• Directions: Go through the records and copy each line where the word "слой" occurs.

• Records shown:

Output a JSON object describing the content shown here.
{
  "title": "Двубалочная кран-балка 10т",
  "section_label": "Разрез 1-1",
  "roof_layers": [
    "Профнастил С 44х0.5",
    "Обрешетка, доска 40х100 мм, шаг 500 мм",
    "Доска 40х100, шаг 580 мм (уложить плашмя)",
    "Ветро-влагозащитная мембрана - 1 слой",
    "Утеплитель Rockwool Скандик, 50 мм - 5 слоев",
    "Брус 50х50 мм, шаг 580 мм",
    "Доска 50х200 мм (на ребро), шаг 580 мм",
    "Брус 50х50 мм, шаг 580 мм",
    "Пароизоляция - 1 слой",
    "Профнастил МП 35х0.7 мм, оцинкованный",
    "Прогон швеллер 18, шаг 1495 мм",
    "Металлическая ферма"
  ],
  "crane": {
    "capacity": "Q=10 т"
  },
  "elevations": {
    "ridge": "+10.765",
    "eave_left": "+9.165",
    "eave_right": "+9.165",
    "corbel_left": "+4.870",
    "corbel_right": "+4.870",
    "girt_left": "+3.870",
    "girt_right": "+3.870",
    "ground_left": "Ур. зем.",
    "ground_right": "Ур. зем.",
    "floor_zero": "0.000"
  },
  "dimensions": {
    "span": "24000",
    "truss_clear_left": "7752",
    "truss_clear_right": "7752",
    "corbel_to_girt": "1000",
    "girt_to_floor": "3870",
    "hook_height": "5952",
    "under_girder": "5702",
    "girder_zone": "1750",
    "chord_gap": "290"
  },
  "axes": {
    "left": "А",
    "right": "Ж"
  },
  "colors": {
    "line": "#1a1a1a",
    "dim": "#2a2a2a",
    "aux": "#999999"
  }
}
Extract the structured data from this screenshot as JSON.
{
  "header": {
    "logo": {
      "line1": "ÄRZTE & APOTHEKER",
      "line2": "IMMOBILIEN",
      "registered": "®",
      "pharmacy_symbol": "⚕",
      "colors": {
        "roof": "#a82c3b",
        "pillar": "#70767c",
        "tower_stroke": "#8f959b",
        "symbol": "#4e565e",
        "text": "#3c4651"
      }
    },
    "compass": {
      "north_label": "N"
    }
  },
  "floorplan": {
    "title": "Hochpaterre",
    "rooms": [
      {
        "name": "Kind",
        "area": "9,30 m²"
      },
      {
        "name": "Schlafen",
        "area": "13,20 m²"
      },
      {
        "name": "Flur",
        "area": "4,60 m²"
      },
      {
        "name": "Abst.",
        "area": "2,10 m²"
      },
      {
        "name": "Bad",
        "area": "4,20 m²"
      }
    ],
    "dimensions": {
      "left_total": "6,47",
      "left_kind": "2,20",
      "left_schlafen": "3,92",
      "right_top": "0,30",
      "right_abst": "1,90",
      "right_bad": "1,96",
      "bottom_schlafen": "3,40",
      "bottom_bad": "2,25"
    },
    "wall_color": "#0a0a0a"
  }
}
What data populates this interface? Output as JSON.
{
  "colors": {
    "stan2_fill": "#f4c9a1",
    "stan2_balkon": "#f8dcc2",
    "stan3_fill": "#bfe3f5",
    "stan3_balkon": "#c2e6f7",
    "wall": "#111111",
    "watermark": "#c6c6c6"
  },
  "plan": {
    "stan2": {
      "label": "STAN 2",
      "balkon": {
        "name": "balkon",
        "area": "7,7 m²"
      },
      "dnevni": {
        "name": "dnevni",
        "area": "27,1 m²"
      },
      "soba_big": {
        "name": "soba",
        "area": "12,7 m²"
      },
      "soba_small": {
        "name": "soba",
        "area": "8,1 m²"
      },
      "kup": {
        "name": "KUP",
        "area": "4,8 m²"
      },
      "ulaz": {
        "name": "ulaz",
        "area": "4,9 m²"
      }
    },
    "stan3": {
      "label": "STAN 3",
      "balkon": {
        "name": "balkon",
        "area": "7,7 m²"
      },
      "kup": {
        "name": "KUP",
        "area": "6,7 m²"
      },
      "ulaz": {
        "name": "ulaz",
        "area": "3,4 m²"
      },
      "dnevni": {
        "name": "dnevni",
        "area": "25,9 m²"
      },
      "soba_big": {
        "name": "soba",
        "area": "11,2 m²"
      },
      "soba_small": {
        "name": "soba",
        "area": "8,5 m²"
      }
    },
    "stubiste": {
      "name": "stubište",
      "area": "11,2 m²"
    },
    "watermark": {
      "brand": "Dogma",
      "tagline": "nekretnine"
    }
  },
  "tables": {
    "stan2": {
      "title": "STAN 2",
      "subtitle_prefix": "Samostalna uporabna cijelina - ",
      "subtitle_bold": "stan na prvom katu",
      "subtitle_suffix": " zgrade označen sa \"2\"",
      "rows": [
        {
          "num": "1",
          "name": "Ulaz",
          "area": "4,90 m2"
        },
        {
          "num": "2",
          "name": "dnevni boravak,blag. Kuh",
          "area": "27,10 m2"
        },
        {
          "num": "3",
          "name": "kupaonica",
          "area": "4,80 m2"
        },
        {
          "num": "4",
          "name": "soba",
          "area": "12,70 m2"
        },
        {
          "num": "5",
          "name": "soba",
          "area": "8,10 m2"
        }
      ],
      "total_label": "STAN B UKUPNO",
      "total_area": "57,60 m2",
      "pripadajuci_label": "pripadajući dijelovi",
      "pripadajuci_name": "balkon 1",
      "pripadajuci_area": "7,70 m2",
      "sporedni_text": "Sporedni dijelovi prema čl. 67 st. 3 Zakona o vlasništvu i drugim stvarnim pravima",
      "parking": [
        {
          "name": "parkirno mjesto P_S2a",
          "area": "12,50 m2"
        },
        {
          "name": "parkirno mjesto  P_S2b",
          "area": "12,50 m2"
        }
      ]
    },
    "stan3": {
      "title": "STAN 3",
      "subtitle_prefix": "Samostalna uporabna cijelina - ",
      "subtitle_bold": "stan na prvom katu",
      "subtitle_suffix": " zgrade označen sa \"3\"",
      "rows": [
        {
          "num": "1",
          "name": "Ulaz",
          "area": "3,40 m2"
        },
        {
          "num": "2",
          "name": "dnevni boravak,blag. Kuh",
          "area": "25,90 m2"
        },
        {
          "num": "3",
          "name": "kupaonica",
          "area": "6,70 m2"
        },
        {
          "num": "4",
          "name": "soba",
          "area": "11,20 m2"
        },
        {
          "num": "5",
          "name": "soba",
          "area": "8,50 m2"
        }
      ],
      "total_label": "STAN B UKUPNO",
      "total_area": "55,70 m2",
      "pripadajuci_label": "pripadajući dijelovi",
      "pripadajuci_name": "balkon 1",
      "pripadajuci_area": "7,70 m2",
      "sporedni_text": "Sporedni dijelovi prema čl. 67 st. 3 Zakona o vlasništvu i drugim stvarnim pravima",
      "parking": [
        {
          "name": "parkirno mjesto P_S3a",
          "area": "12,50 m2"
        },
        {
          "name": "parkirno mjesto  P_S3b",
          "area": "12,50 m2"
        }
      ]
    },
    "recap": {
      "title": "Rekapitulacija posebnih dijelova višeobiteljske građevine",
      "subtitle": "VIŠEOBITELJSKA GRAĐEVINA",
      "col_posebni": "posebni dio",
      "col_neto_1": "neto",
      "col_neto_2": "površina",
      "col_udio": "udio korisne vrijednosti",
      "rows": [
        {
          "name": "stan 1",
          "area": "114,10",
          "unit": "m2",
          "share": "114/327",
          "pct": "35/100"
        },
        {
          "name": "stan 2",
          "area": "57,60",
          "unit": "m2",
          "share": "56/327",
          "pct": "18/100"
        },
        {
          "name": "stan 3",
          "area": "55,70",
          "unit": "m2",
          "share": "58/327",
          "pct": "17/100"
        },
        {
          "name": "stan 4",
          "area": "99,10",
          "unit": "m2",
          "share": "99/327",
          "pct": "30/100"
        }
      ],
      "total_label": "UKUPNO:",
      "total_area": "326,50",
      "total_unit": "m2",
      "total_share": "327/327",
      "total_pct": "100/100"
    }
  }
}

• Completed exercise:
    "Ветро-влагозащитная мембрана - 1 слой",
    "Пароизоляция - 1 слой",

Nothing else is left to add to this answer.